• _Aim of the task_:
Write the listing below out again exactly, dropping the images.

Dataset items
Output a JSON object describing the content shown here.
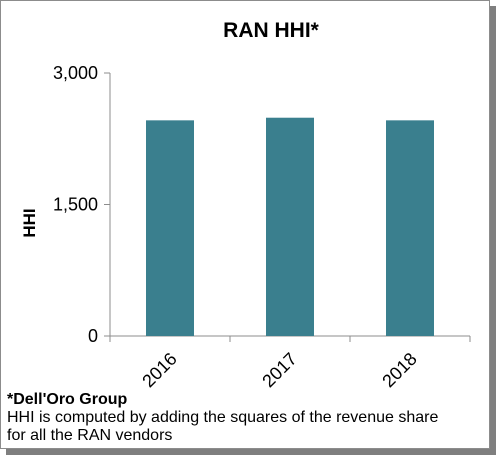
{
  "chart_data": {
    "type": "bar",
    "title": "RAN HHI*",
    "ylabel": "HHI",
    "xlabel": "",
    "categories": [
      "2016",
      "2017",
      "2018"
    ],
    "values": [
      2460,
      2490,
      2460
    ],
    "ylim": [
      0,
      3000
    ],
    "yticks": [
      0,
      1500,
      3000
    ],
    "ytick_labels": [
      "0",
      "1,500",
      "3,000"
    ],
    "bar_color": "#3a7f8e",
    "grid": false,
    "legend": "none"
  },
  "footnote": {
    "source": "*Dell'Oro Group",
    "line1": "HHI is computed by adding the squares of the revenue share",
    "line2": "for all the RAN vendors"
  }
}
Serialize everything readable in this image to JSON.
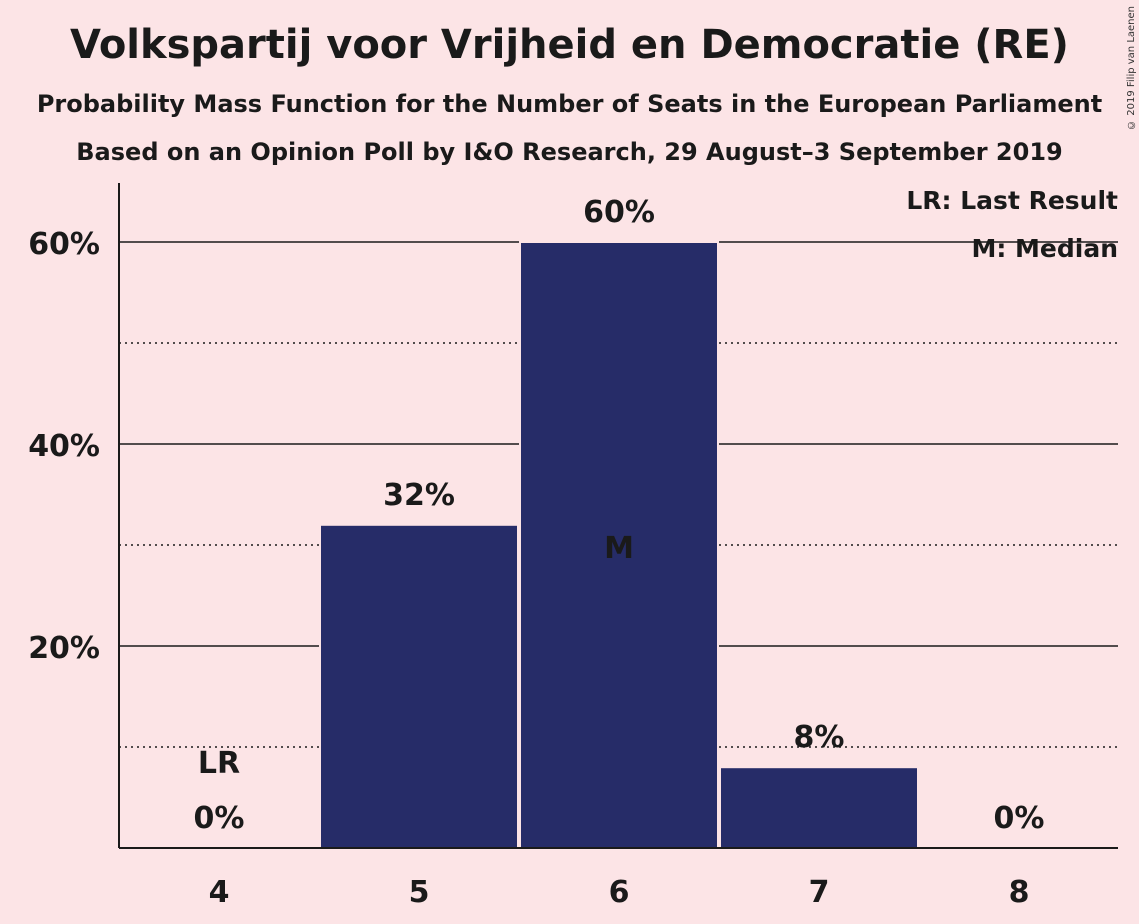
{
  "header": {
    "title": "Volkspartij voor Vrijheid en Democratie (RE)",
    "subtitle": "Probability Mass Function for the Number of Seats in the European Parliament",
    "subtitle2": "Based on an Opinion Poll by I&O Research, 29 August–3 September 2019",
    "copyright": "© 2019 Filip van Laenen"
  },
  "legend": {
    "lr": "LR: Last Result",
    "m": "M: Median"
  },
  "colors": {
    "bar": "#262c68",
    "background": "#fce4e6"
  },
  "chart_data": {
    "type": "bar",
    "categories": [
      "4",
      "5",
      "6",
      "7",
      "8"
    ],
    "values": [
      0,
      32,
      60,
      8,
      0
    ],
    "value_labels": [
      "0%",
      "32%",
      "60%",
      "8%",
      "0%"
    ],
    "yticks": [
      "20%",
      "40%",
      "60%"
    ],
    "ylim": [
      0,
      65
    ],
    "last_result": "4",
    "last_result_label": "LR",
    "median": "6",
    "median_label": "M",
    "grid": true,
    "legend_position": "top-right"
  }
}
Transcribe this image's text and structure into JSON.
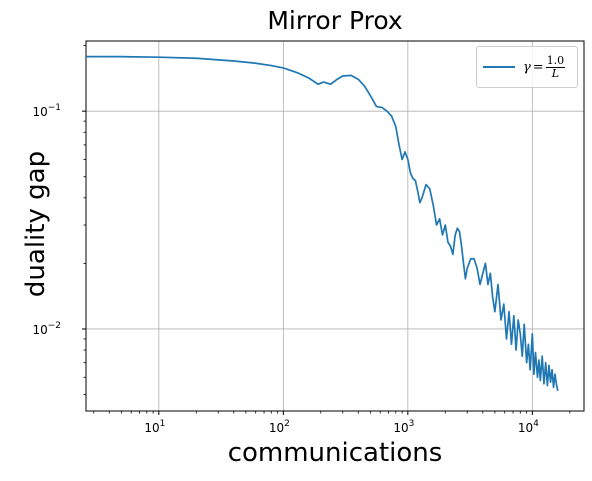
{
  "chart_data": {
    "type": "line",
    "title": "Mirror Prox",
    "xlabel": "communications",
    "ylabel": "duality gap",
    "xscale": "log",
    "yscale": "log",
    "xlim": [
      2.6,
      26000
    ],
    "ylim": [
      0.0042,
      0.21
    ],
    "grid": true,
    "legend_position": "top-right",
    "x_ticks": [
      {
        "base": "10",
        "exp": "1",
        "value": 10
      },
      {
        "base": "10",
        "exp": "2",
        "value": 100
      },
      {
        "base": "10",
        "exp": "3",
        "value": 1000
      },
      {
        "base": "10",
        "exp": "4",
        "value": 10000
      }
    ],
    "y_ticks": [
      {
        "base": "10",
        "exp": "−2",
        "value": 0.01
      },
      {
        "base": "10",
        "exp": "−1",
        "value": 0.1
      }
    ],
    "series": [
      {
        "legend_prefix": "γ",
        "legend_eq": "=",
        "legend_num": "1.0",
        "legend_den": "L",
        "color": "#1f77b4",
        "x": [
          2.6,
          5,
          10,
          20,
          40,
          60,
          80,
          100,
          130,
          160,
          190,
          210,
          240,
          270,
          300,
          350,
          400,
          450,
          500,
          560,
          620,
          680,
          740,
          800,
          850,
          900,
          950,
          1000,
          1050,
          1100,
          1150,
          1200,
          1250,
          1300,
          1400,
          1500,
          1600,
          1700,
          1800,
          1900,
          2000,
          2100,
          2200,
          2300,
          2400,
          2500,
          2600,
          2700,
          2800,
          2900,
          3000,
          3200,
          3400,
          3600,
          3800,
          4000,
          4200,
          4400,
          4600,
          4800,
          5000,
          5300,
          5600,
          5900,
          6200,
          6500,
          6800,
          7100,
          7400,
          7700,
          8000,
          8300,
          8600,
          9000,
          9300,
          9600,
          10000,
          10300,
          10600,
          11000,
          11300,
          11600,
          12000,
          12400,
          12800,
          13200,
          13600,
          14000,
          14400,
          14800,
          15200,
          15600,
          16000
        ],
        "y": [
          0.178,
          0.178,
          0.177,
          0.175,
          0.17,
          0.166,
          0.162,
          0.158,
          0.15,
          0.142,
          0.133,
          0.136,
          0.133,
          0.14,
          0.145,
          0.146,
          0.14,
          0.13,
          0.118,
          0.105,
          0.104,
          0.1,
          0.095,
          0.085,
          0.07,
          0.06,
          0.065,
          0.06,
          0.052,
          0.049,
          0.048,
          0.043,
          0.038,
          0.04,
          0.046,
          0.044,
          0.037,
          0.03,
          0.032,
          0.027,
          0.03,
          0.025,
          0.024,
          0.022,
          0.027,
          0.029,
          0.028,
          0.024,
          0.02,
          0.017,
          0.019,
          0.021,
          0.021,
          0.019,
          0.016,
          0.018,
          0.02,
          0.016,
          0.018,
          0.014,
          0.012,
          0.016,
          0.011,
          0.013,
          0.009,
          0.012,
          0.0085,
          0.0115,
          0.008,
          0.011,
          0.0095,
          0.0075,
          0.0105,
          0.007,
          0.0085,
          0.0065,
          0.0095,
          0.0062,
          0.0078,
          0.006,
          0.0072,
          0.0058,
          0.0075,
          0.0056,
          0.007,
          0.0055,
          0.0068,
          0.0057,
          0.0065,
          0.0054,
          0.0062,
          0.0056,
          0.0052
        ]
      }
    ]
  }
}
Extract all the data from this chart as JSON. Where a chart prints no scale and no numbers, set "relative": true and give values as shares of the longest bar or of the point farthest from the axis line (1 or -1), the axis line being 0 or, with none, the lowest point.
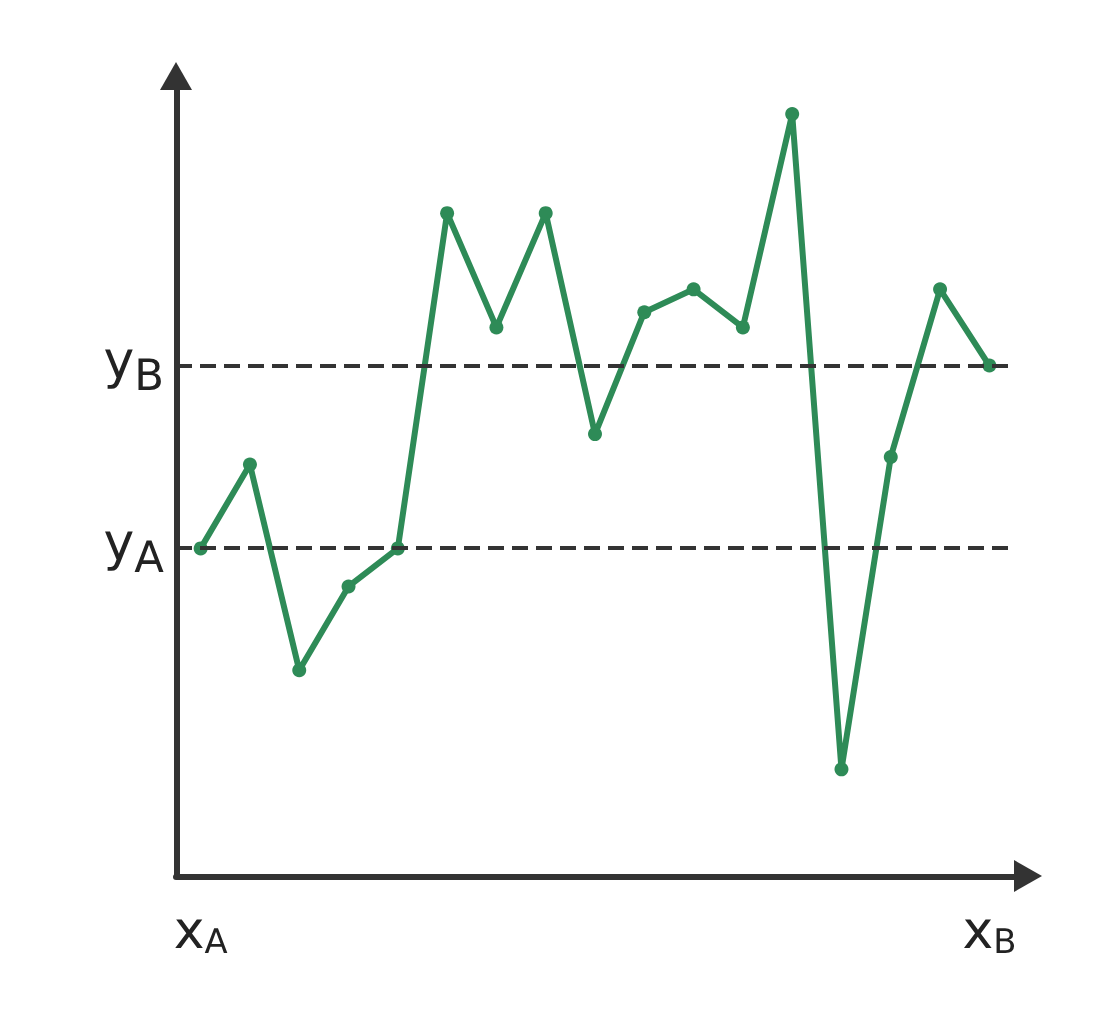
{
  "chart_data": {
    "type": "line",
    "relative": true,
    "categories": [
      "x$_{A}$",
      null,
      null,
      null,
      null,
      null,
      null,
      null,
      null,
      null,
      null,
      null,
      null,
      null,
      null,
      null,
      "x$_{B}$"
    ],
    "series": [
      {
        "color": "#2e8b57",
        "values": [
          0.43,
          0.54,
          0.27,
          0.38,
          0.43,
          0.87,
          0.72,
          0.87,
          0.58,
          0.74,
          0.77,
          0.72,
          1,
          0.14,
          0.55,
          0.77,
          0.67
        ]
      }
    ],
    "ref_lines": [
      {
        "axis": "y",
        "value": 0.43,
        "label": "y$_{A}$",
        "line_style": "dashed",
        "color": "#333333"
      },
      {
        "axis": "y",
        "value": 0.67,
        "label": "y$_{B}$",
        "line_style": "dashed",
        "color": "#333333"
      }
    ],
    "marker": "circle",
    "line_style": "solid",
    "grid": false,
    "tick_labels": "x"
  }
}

• _Result for this task_:
Output a JSON object describing the content shown here.
{
  "chart_data": {
    "type": "bar",
    "title": "RAN HHI*",
    "ylabel": "HHI",
    "xlabel": "",
    "categories": [
      "2016",
      "2017",
      "2018"
    ],
    "values": [
      2460,
      2490,
      2460
    ],
    "ylim": [
      0,
      3000
    ],
    "yticks": [
      0,
      1500,
      3000
    ],
    "ytick_labels": [
      "0",
      "1,500",
      "3,000"
    ],
    "bar_color": "#3a7f8e",
    "grid": false,
    "legend": "none"
  },
  "footnote": {
    "source": "*Dell'Oro Group",
    "line1": "HHI is computed by adding the squares of the revenue share",
    "line2": "for all the RAN vendors"
  }
}
Serialize everything readable in this image to JSON.
{
  "header": {
    "title": "Volkspartij voor Vrijheid en Democratie (RE)",
    "subtitle": "Probability Mass Function for the Number of Seats in the European Parliament",
    "subtitle2": "Based on an Opinion Poll by I&O Research, 29 August–3 September 2019",
    "copyright": "© 2019 Filip van Laenen"
  },
  "legend": {
    "lr": "LR: Last Result",
    "m": "M: Median"
  },
  "colors": {
    "bar": "#262c68",
    "background": "#fce4e6"
  },
  "chart_data": {
    "type": "bar",
    "categories": [
      "4",
      "5",
      "6",
      "7",
      "8"
    ],
    "values": [
      0,
      32,
      60,
      8,
      0
    ],
    "value_labels": [
      "0%",
      "32%",
      "60%",
      "8%",
      "0%"
    ],
    "yticks": [
      "20%",
      "40%",
      "60%"
    ],
    "ylim": [
      0,
      65
    ],
    "last_result": "4",
    "last_result_label": "LR",
    "median": "6",
    "median_label": "M",
    "grid": true,
    "legend_position": "top-right"
  }
}
Transcribe this image's text and structure into JSON.
{
  "chart_data": {
    "type": "line",
    "title": "Mirror Prox",
    "xlabel": "communications",
    "ylabel": "duality gap",
    "xscale": "log",
    "yscale": "log",
    "xlim": [
      2.6,
      26000
    ],
    "ylim": [
      0.0042,
      0.21
    ],
    "grid": true,
    "legend_position": "top-right",
    "x_ticks": [
      {
        "base": "10",
        "exp": "1",
        "value": 10
      },
      {
        "base": "10",
        "exp": "2",
        "value": 100
      },
      {
        "base": "10",
        "exp": "3",
        "value": 1000
      },
      {
        "base": "10",
        "exp": "4",
        "value": 10000
      }
    ],
    "y_ticks": [
      {
        "base": "10",
        "exp": "−2",
        "value": 0.01
      },
      {
        "base": "10",
        "exp": "−1",
        "value": 0.1
      }
    ],
    "series": [
      {
        "legend_prefix": "γ",
        "legend_eq": "=",
        "legend_num": "1.0",
        "legend_den": "L",
        "color": "#1f77b4",
        "x": [
          2.6,
          5,
          10,
          20,
          40,
          60,
          80,
          100,
          130,
          160,
          190,
          210,
          240,
          270,
          300,
          350,
          400,
          450,
          500,
          560,
          620,
          680,
          740,
          800,
          850,
          900,
          950,
          1000,
          1050,
          1100,
          1150,
          1200,
          1250,
          1300,
          1400,
          1500,
          1600,
          1700,
          1800,
          1900,
          2000,
          2100,
          2200,
          2300,
          2400,
          2500,
          2600,
          2700,
          2800,
          2900,
          3000,
          3200,
          3400,
          3600,
          3800,
          4000,
          4200,
          4400,
          4600,
          4800,
          5000,
          5300,
          5600,
          5900,
          6200,
          6500,
          6800,
          7100,
          7400,
          7700,
          8000,
          8300,
          8600,
          9000,
          9300,
          9600,
          10000,
          10300,
          10600,
          11000,
          11300,
          11600,
          12000,
          12400,
          12800,
          13200,
          13600,
          14000,
          14400,
          14800,
          15200,
          15600,
          16000
        ],
        "y": [
          0.178,
          0.178,
          0.177,
          0.175,
          0.17,
          0.166,
          0.162,
          0.158,
          0.15,
          0.142,
          0.133,
          0.136,
          0.133,
          0.14,
          0.145,
          0.146,
          0.14,
          0.13,
          0.118,
          0.105,
          0.104,
          0.1,
          0.095,
          0.085,
          0.07,
          0.06,
          0.065,
          0.06,
          0.052,
          0.049,
          0.048,
          0.043,
          0.038,
          0.04,
          0.046,
          0.044,
          0.037,
          0.03,
          0.032,
          0.027,
          0.03,
          0.025,
          0.024,
          0.022,
          0.027,
          0.029,
          0.028,
          0.024,
          0.02,
          0.017,
          0.019,
          0.021,
          0.021,
          0.019,
          0.016,
          0.018,
          0.02,
          0.016,
          0.018,
          0.014,
          0.012,
          0.016,
          0.011,
          0.013,
          0.009,
          0.012,
          0.0085,
          0.0115,
          0.008,
          0.011,
          0.0095,
          0.0075,
          0.0105,
          0.007,
          0.0085,
          0.0065,
          0.0095,
          0.0062,
          0.0078,
          0.006,
          0.0072,
          0.0058,
          0.0075,
          0.0056,
          0.007,
          0.0055,
          0.0068,
          0.0057,
          0.0065,
          0.0054,
          0.0062,
          0.0056,
          0.0052
        ]
      }
    ]
  }
}
Extract all the data from this chart as JSON. Where a chart prints no scale and no numbers, set "relative": true and give values as shares of the longest bar or of the point farthest from the axis line (1 or -1), the axis line being 0 or, with none, the lowest point.
{
  "chart_data": {
    "type": "line",
    "relative": true,
    "categories": [
      "x$_{A}$",
      null,
      null,
      null,
      null,
      null,
      null,
      null,
      null,
      null,
      null,
      null,
      null,
      null,
      null,
      null,
      "x$_{B}$"
    ],
    "series": [
      {
        "color": "#2e8b57",
        "values": [
          0.43,
          0.54,
          0.27,
          0.38,
          0.43,
          0.87,
          0.72,
          0.87,
          0.58,
          0.74,
          0.77,
          0.72,
          1,
          0.14,
          0.55,
          0.77,
          0.67
        ]
      }
    ],
    "ref_lines": [
      {
        "axis": "y",
        "value": 0.43,
        "label": "y$_{A}$",
        "line_style": "dashed",
        "color": "#333333"
      },
      {
        "axis": "y",
        "value": 0.67,
        "label": "y$_{B}$",
        "line_style": "dashed",
        "color": "#333333"
      }
    ],
    "marker": "circle",
    "line_style": "solid",
    "grid": false,
    "tick_labels": "x"
  }
}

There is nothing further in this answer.